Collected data
+ + + + +
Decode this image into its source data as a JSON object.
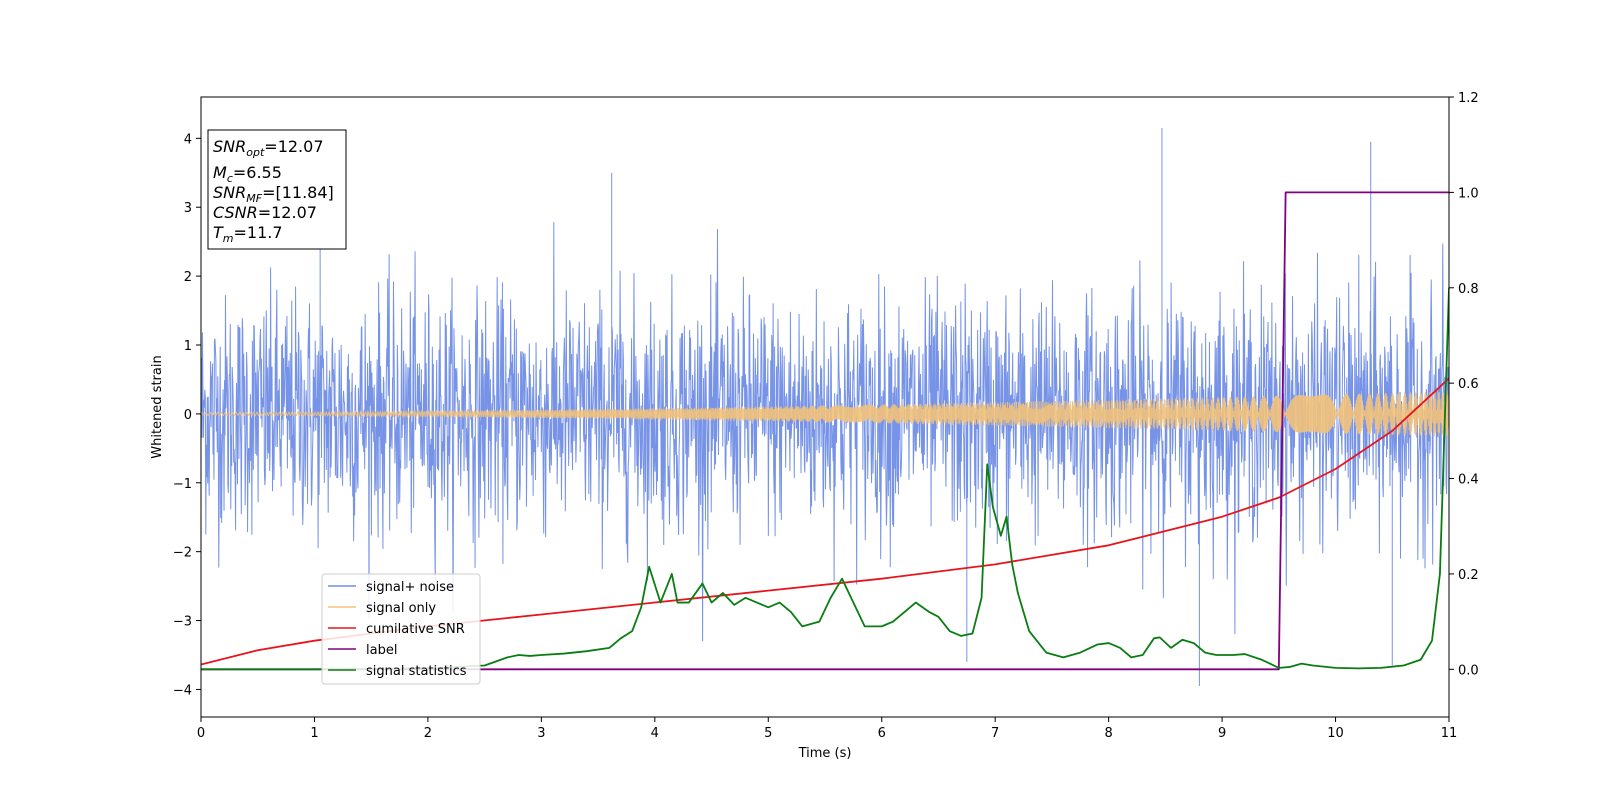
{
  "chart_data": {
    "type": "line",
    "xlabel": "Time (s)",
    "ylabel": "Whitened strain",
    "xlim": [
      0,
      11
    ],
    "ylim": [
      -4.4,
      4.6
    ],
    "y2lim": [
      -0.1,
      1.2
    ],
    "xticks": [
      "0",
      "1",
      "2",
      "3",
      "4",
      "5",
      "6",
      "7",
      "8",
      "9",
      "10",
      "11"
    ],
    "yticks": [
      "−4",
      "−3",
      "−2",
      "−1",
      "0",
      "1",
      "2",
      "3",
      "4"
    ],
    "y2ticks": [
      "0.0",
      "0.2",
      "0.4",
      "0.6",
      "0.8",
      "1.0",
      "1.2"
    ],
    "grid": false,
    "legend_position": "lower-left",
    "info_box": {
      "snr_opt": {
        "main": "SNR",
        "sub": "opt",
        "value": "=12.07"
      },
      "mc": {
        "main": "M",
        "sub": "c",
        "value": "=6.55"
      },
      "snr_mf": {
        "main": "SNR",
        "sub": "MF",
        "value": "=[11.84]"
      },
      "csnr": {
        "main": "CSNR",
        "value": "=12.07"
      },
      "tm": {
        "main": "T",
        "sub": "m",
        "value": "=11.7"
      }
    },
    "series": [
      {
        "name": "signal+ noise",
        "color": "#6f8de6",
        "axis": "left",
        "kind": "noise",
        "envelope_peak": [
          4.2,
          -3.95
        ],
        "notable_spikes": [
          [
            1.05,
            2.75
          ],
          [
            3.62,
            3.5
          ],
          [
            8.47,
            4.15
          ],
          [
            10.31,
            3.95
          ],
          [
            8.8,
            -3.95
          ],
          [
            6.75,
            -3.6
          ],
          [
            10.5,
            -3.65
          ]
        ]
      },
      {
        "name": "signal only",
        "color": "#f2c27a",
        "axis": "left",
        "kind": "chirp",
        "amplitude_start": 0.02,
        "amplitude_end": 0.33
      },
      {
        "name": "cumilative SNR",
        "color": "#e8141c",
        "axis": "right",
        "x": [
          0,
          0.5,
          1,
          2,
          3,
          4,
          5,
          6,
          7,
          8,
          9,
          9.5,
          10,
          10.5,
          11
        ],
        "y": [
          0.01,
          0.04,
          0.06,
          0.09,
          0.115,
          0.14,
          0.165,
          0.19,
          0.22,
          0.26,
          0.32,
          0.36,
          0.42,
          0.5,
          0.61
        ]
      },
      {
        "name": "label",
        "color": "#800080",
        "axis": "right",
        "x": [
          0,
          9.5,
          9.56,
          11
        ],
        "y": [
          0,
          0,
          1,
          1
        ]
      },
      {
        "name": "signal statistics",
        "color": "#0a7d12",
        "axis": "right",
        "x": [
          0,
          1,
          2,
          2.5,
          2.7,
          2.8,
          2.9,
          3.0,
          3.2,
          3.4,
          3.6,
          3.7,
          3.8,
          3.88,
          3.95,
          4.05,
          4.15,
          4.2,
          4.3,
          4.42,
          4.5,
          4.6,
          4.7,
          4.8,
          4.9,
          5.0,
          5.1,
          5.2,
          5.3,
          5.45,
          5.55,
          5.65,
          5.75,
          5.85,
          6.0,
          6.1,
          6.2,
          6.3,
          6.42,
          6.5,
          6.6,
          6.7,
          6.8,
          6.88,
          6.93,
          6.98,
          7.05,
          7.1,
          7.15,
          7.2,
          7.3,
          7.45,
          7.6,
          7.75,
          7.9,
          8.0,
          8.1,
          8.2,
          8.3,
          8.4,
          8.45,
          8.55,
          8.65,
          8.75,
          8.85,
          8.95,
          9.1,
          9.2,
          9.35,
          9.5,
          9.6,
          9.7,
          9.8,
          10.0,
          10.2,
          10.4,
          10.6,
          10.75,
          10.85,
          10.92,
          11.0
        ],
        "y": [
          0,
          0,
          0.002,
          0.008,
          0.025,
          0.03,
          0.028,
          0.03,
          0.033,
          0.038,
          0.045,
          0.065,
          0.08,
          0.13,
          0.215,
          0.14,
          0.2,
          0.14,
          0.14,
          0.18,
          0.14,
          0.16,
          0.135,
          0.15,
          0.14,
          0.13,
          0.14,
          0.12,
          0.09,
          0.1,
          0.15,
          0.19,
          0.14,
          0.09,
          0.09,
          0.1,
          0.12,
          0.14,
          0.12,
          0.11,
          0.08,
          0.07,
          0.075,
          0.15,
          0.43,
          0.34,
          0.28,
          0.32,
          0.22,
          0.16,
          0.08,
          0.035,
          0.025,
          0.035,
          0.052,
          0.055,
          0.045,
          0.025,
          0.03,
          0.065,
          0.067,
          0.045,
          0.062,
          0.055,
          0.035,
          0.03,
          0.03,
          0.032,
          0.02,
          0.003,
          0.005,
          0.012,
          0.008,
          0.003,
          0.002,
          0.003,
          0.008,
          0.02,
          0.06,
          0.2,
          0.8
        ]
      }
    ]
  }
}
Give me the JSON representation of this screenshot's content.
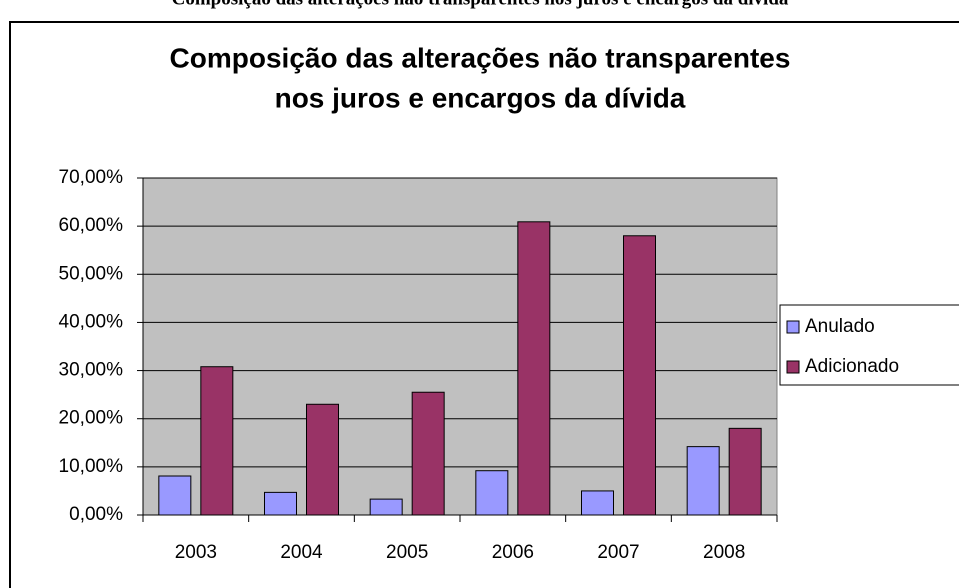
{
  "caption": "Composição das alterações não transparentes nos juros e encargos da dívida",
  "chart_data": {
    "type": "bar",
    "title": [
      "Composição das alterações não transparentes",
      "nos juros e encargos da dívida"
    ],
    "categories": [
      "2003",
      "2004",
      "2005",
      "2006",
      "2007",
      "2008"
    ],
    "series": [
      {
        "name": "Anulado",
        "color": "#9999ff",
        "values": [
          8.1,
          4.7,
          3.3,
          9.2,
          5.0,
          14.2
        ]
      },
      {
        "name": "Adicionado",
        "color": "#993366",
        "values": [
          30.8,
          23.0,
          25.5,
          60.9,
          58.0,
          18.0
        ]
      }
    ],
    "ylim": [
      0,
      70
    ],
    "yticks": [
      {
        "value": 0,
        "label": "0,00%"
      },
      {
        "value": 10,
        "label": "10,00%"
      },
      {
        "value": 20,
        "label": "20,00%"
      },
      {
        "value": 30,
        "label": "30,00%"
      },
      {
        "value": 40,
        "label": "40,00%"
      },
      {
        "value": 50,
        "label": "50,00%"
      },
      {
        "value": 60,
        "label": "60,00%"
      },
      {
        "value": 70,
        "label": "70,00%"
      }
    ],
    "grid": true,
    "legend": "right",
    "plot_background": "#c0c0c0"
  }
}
+ + + + +
Problem requirements: Identify every line above that includes the word "color", and show those lines.

Finished answer:
        "color": "#6f8de6",
        "color": "#f2c27a",
        "color": "#e8141c",
        "color": "#800080",
        "color": "#0a7d12",
        "color": "#9999ff",
        "color": "#993366",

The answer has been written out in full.